(Stored data)

** BEGIN **

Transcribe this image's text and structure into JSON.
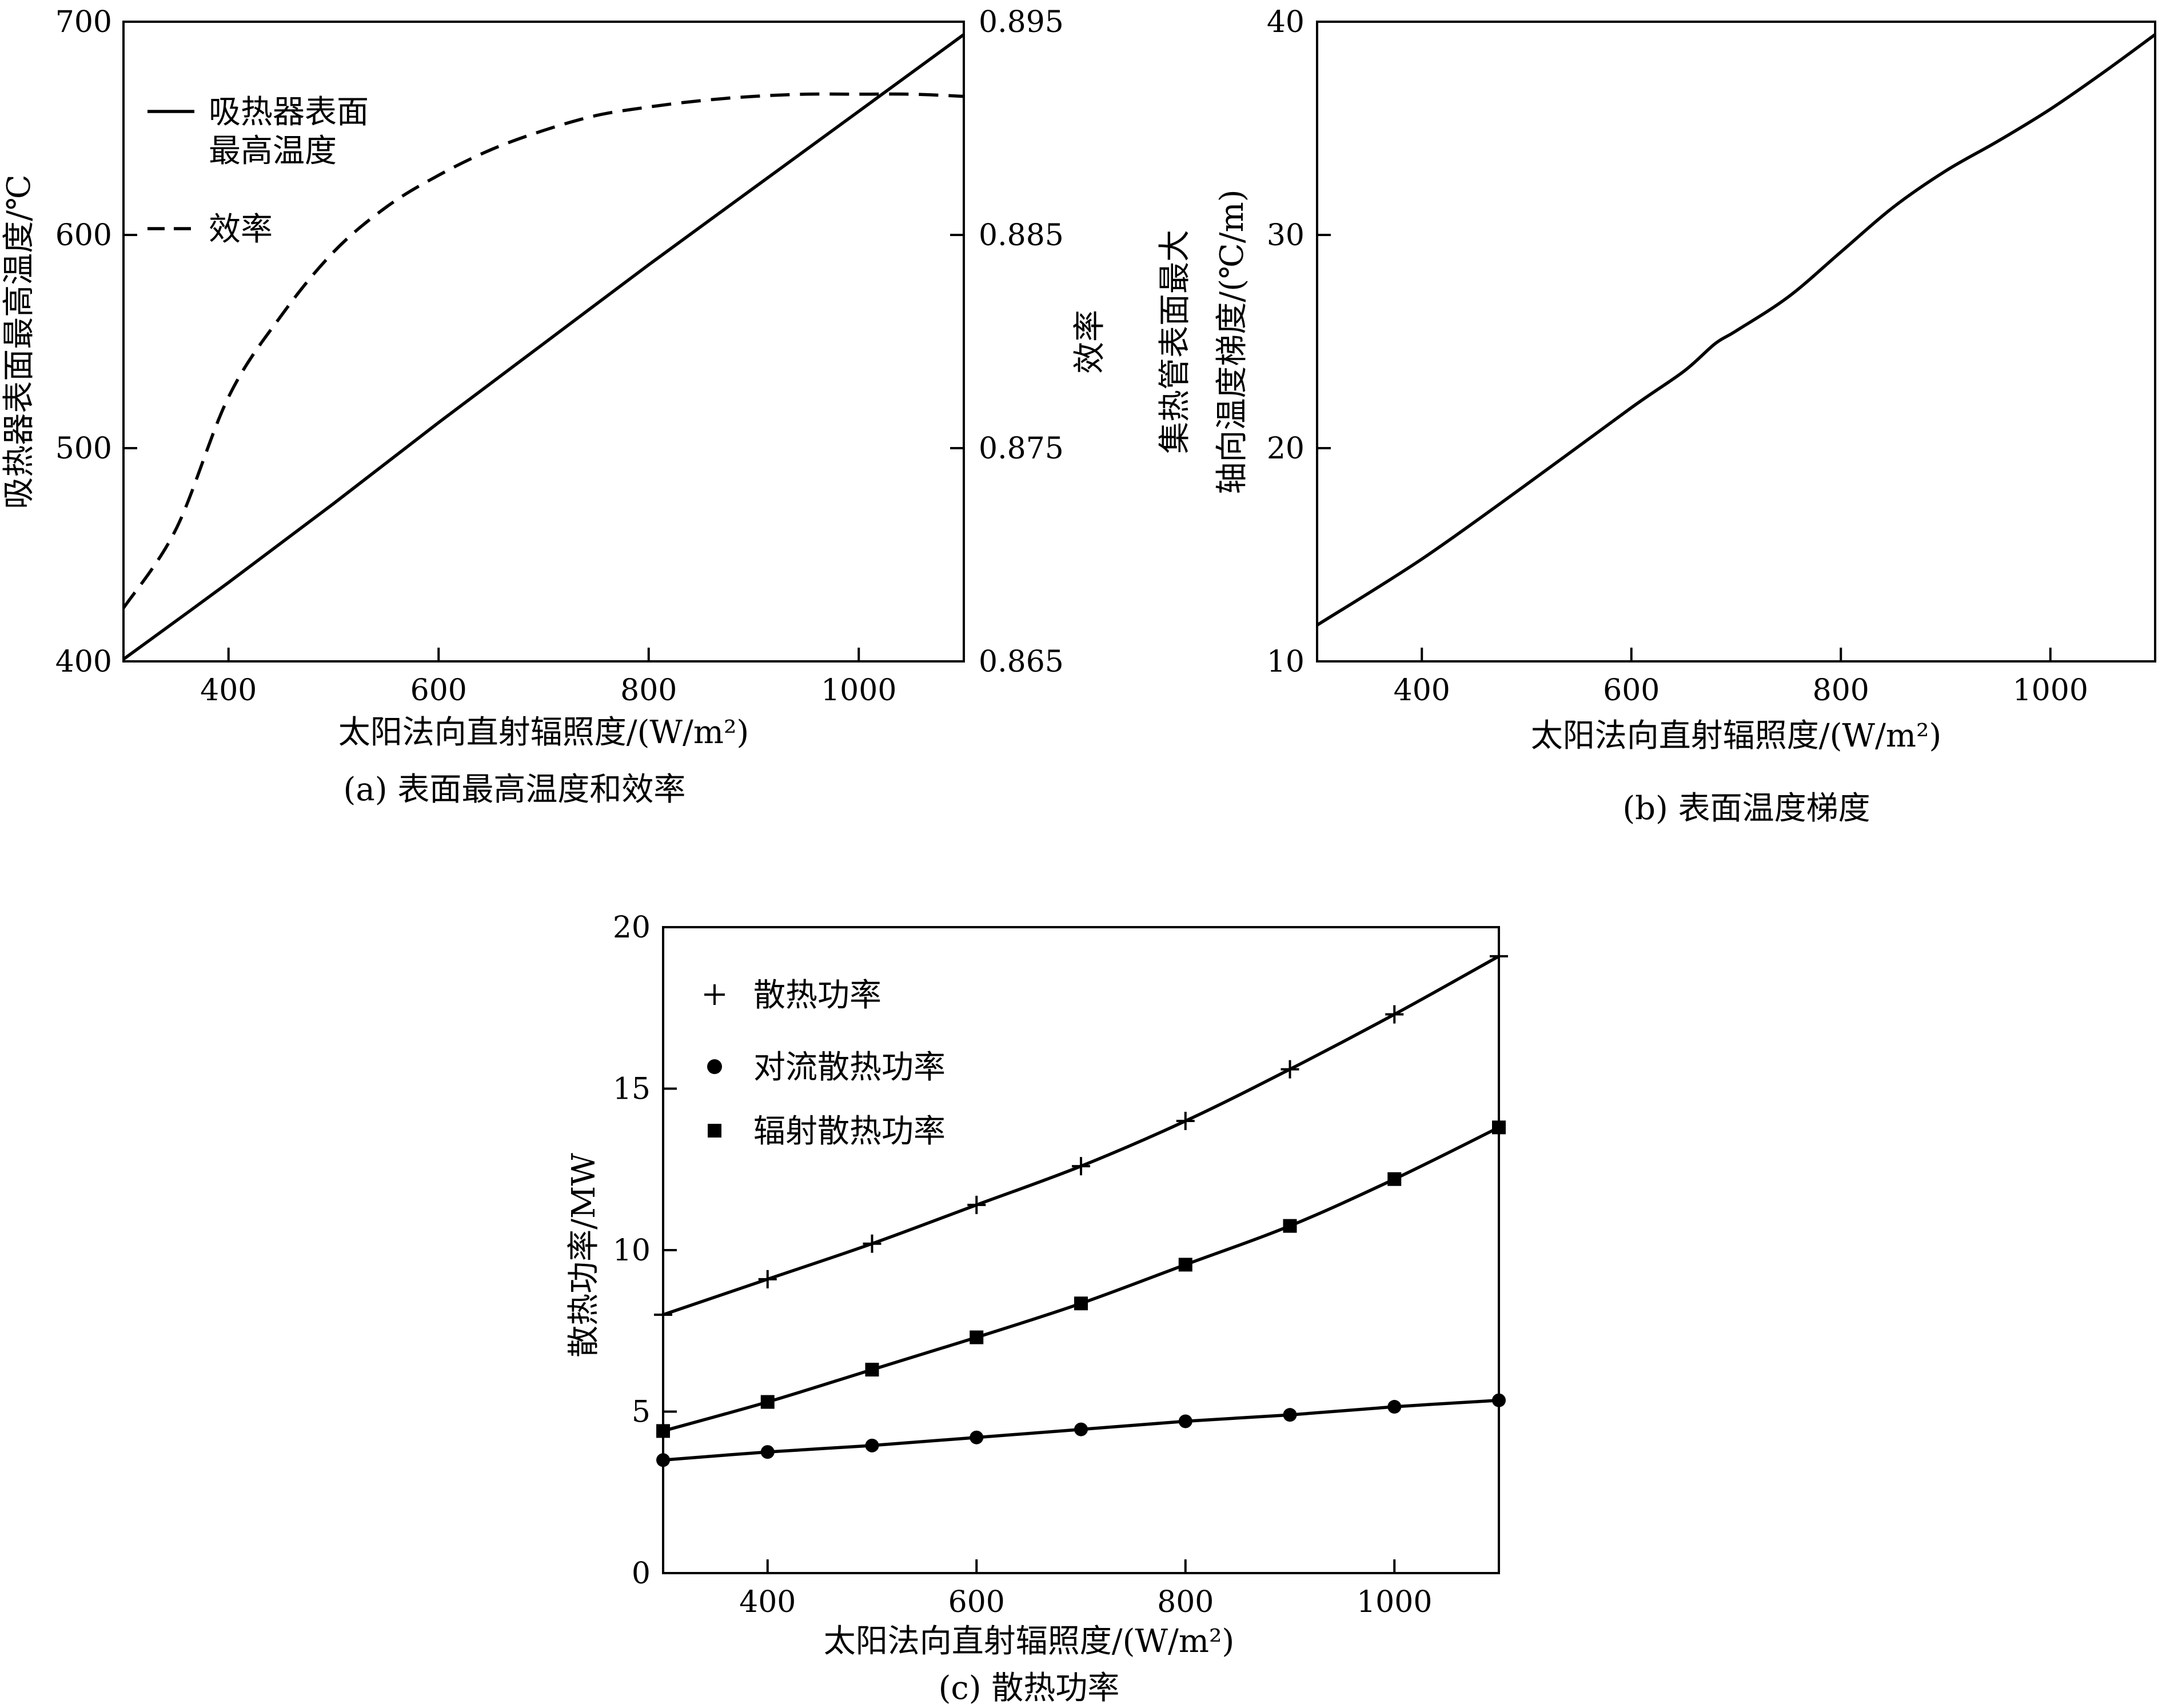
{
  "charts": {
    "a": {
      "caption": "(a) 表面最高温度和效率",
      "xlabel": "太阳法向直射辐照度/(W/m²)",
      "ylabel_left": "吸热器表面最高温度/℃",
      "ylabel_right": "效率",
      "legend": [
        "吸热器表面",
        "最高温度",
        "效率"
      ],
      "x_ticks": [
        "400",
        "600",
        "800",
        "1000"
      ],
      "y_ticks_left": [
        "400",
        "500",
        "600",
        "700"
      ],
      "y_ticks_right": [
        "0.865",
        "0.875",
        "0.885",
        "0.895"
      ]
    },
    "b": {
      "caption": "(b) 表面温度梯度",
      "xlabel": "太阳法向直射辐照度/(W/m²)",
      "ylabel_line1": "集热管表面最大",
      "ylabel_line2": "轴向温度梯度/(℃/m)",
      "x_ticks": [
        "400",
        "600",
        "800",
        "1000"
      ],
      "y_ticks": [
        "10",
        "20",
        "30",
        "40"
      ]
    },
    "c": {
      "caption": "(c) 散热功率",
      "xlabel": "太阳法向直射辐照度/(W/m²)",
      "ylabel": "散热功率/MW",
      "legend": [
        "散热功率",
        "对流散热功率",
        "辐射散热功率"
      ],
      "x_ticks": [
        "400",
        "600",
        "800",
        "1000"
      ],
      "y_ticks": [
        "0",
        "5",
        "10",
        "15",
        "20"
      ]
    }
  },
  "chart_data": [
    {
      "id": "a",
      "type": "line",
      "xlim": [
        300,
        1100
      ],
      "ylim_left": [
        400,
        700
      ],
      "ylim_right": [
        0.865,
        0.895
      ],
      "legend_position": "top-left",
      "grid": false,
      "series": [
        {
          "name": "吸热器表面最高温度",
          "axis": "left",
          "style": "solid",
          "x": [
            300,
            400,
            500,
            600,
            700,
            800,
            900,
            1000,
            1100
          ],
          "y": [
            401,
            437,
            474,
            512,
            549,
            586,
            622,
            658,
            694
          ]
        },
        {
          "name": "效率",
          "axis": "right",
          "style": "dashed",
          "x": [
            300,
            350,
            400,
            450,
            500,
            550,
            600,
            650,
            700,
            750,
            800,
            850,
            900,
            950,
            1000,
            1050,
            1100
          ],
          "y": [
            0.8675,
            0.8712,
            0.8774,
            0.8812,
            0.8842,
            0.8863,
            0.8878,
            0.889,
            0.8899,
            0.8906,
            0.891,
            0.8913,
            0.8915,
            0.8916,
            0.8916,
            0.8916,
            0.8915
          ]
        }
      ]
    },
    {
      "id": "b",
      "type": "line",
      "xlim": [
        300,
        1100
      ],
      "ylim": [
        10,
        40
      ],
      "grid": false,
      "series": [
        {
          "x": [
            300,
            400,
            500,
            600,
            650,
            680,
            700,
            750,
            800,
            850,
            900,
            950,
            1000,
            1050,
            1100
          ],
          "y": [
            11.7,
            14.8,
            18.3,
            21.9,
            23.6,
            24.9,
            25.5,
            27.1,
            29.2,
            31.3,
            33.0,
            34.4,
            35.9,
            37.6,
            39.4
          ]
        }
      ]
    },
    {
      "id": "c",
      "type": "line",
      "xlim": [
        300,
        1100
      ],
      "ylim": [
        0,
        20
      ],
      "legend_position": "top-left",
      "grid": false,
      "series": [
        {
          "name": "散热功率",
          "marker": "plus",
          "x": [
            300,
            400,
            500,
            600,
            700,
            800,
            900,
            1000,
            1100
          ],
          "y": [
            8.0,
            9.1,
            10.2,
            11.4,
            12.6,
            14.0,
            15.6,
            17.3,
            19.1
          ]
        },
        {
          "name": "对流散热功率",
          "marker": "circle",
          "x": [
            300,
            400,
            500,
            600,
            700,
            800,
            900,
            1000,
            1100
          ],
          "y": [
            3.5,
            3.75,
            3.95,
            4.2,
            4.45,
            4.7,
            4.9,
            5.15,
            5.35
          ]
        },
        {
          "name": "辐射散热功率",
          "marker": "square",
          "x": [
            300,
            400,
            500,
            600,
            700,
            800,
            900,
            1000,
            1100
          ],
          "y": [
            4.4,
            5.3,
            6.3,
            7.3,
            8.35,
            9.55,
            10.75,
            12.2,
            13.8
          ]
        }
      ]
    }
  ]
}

** END **

### TASK TO COMPLETE
Lines that hold "marker" are the ones to copy; find all of them.

### RESPONSE FOR THIS EXERCISE
          "marker": "plus",
          "marker": "circle",
          "marker": "square",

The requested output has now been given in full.